> _Description of the task_
Answer with a single number: the count of lines that hold "https".

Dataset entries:
────────

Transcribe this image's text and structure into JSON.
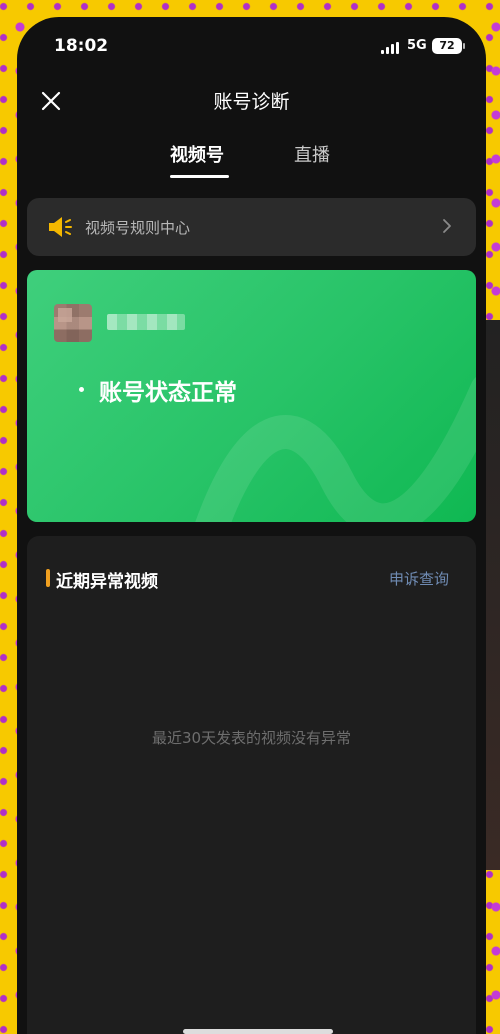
{
  "status_bar": {
    "time": "18:02",
    "network": "5G",
    "battery": "72"
  },
  "header": {
    "title": "账号诊断"
  },
  "tabs": [
    {
      "label": "视频号",
      "active": true
    },
    {
      "label": "直播",
      "active": false
    }
  ],
  "notice": {
    "icon": "megaphone-icon",
    "text": "视频号规则中心"
  },
  "status_card": {
    "status": "账号状态正常"
  },
  "abnormal_videos": {
    "title": "近期异常视频",
    "appeal_link": "申诉查询",
    "empty_message": "最近30天发表的视频没有异常"
  },
  "colors": {
    "card_green": "#27c367",
    "accent_orange": "#f0a020",
    "link_blue": "#6f8bb3",
    "notice_icon": "#f5b800"
  }
}
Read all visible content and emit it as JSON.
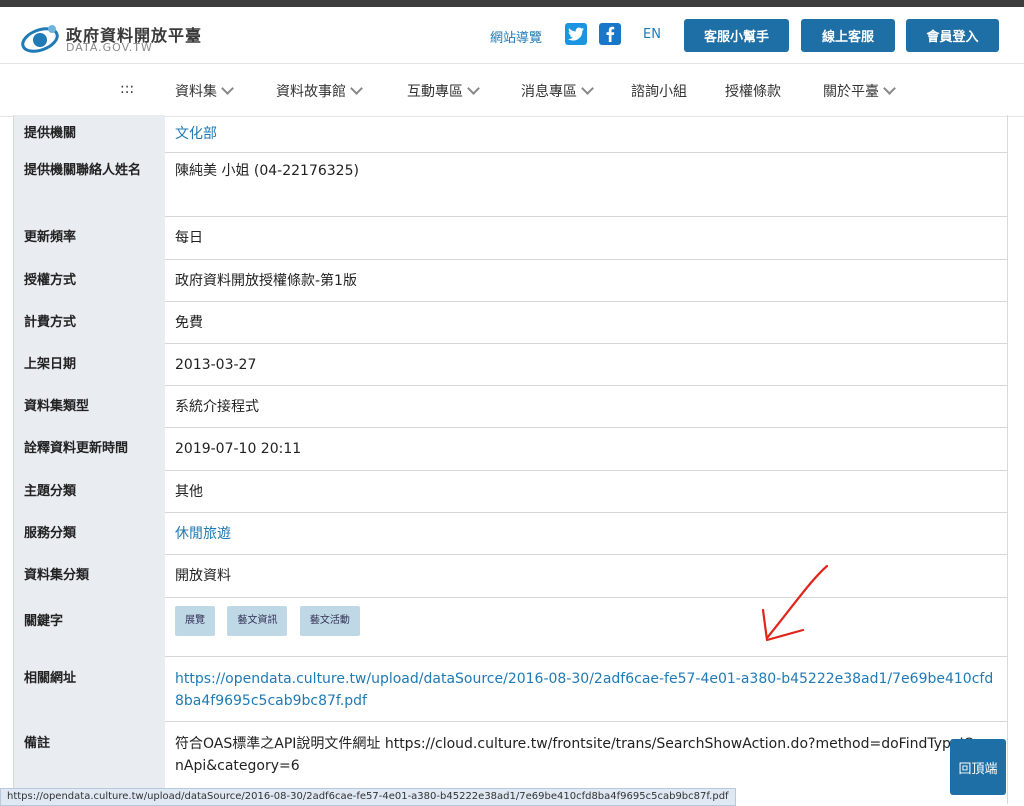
{
  "header": {
    "brand_title": "政府資料開放平臺",
    "brand_sub": "DATA.GOV.TW",
    "sitemap": "網站導覽",
    "lang": "EN",
    "buttons": [
      "客服小幫手",
      "線上客服",
      "會員登入"
    ]
  },
  "nav": {
    "menu_icon": ":::",
    "items": [
      "資料集",
      "資料故事館",
      "互動專區",
      "消息專區",
      "諮詢小組",
      "授權條款",
      "關於平臺"
    ]
  },
  "table": {
    "rows": [
      {
        "label": "提供機關",
        "value": "文化部"
      },
      {
        "label": "提供機關聯絡人姓名",
        "value": "陳純美 小姐 (04-22176325)"
      },
      {
        "label": "更新頻率",
        "value": "每日"
      },
      {
        "label": "授權方式",
        "value": "政府資料開放授權條款-第1版"
      },
      {
        "label": "計費方式",
        "value": "免費"
      },
      {
        "label": "上架日期",
        "value": "2013-03-27"
      },
      {
        "label": "資料集類型",
        "value": "系統介接程式"
      },
      {
        "label": "詮釋資料更新時間",
        "value": "2019-07-10 20:11"
      },
      {
        "label": "主題分類",
        "value": "其他"
      },
      {
        "label": "服務分類",
        "value": "休閒旅遊"
      },
      {
        "label": "資料集分類",
        "value": "開放資料"
      },
      {
        "label": "關鍵字",
        "tags": [
          "展覽",
          "藝文資訊",
          "藝文活動"
        ]
      },
      {
        "label": "相關網址",
        "value": "https://opendata.culture.tw/upload/dataSource/2016-08-30/2adf6cae-fe57-4e01-a380-b45222e38ad1/7e69be410cfd8ba4f9695c5cab9bc87f.pdf"
      },
      {
        "label": "備註",
        "value": "符合OAS標準之API說明文件網址 https://cloud.culture.tw/frontsite/trans/SearchShowAction.do?method=doFindTypeJOpenApi&category=6"
      }
    ]
  },
  "back_to_top": "回頂端",
  "status_url": "https://opendata.culture.tw/upload/dataSource/2016-08-30/2adf6cae-fe57-4e01-a380-b45222e38ad1/7e69be410cfd8ba4f9695c5cab9bc87f.pdf",
  "colors": {
    "accent": "#1e6fa6",
    "link": "#1f7ab5",
    "label_bg": "#e9ecf0",
    "tag_bg": "#bfd8e6",
    "annotation": "#e0251c"
  },
  "icons": [
    "logo-icon",
    "twitter-icon",
    "facebook-icon",
    "chevron-down-icon",
    "red-arrow-annotation"
  ]
}
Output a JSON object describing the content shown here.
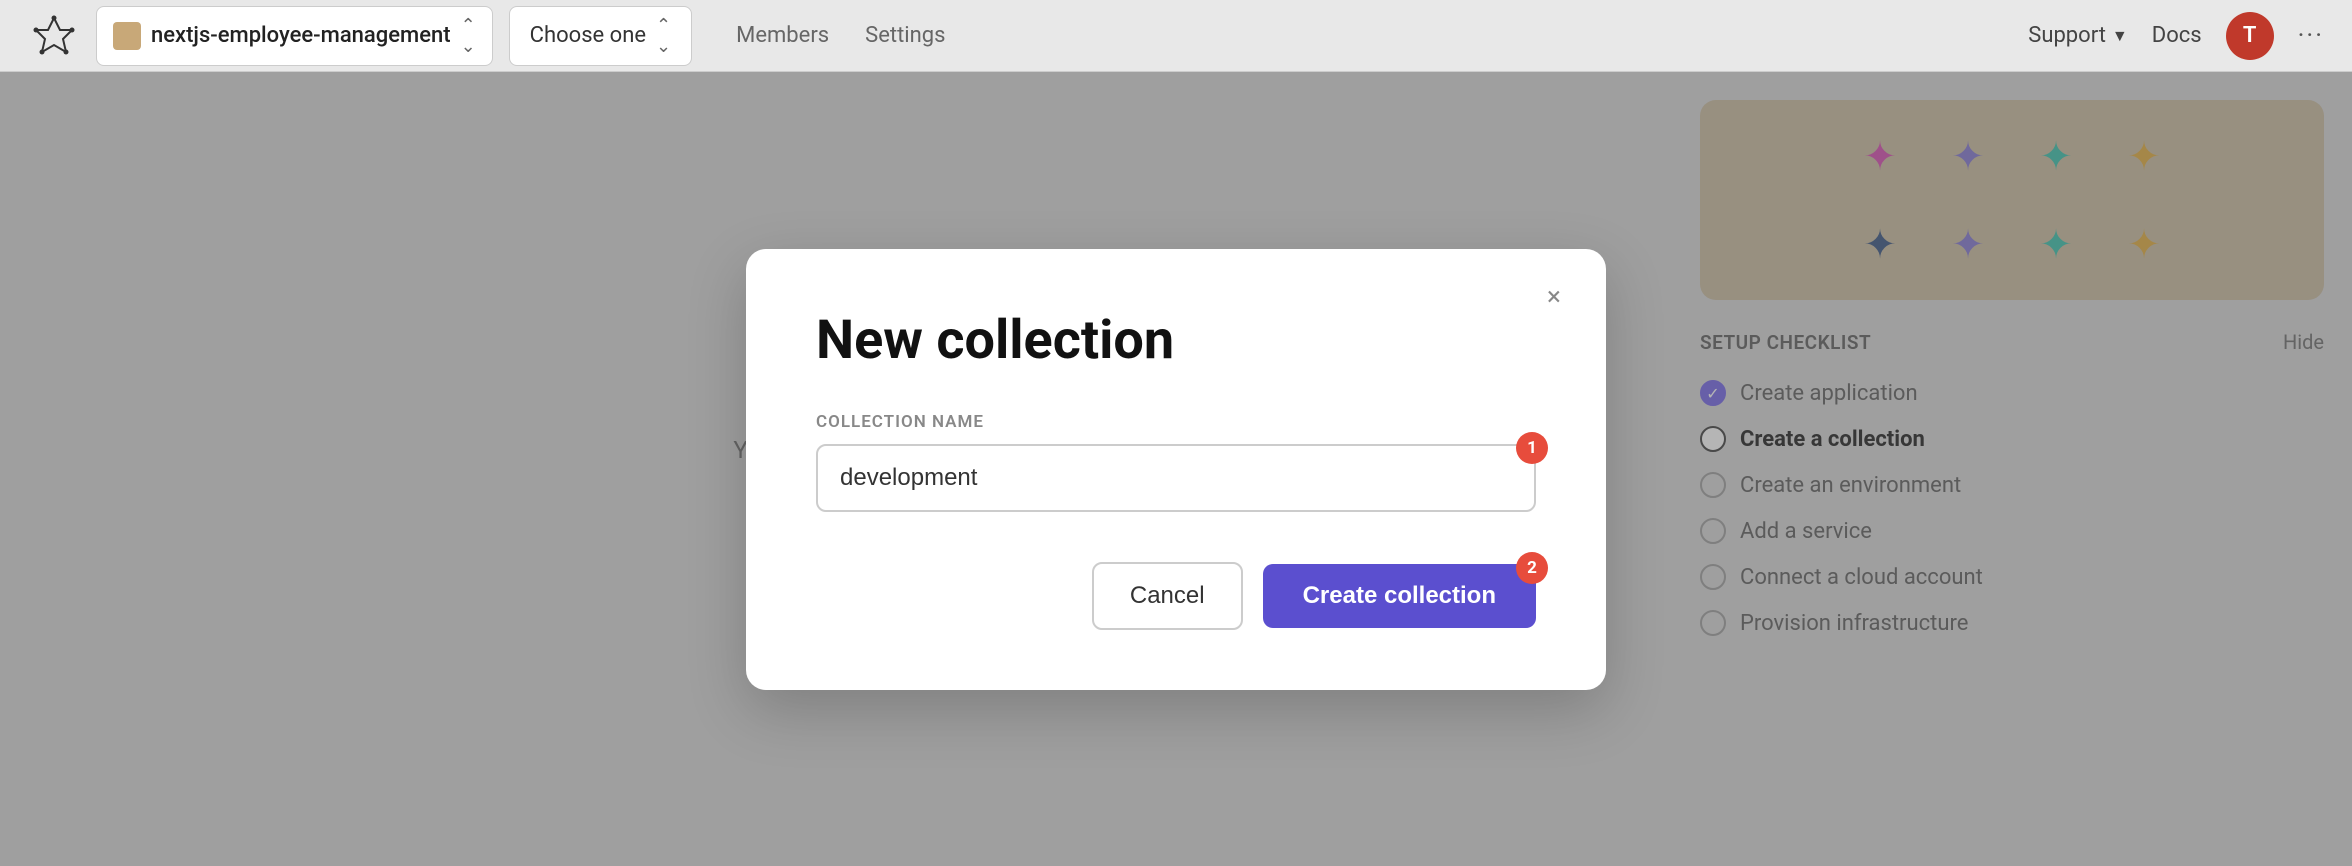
{
  "topbar": {
    "logo_name": "northflank-logo",
    "project_name": "nextjs-employee-management",
    "choose_one_label": "Choose one",
    "nav_items": [
      {
        "label": "Members",
        "key": "members"
      },
      {
        "label": "Settings",
        "key": "settings"
      }
    ],
    "support_label": "Support",
    "docs_label": "Docs",
    "avatar_letter": "T",
    "more_label": "···"
  },
  "left_panel": {
    "body_text": "You can use colle...\ncloud accoun..."
  },
  "right_panel": {
    "checklist_title": "SETUP CHECKLIST",
    "hide_label": "Hide",
    "checklist_items": [
      {
        "label": "Create application",
        "state": "completed"
      },
      {
        "label": "Create a collection",
        "state": "active"
      },
      {
        "label": "Create an environment",
        "state": "pending"
      },
      {
        "label": "Add a service",
        "state": "pending"
      },
      {
        "label": "Connect a cloud account",
        "state": "pending"
      },
      {
        "label": "Provision infrastructure",
        "state": "pending"
      }
    ]
  },
  "modal": {
    "title": "New collection",
    "field_label": "COLLECTION NAME",
    "input_value": "development",
    "input_placeholder": "development",
    "input_badge": "1",
    "cancel_label": "Cancel",
    "create_label": "Create collection",
    "create_badge": "2",
    "close_icon": "×"
  }
}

────────

> _Exercise result_
3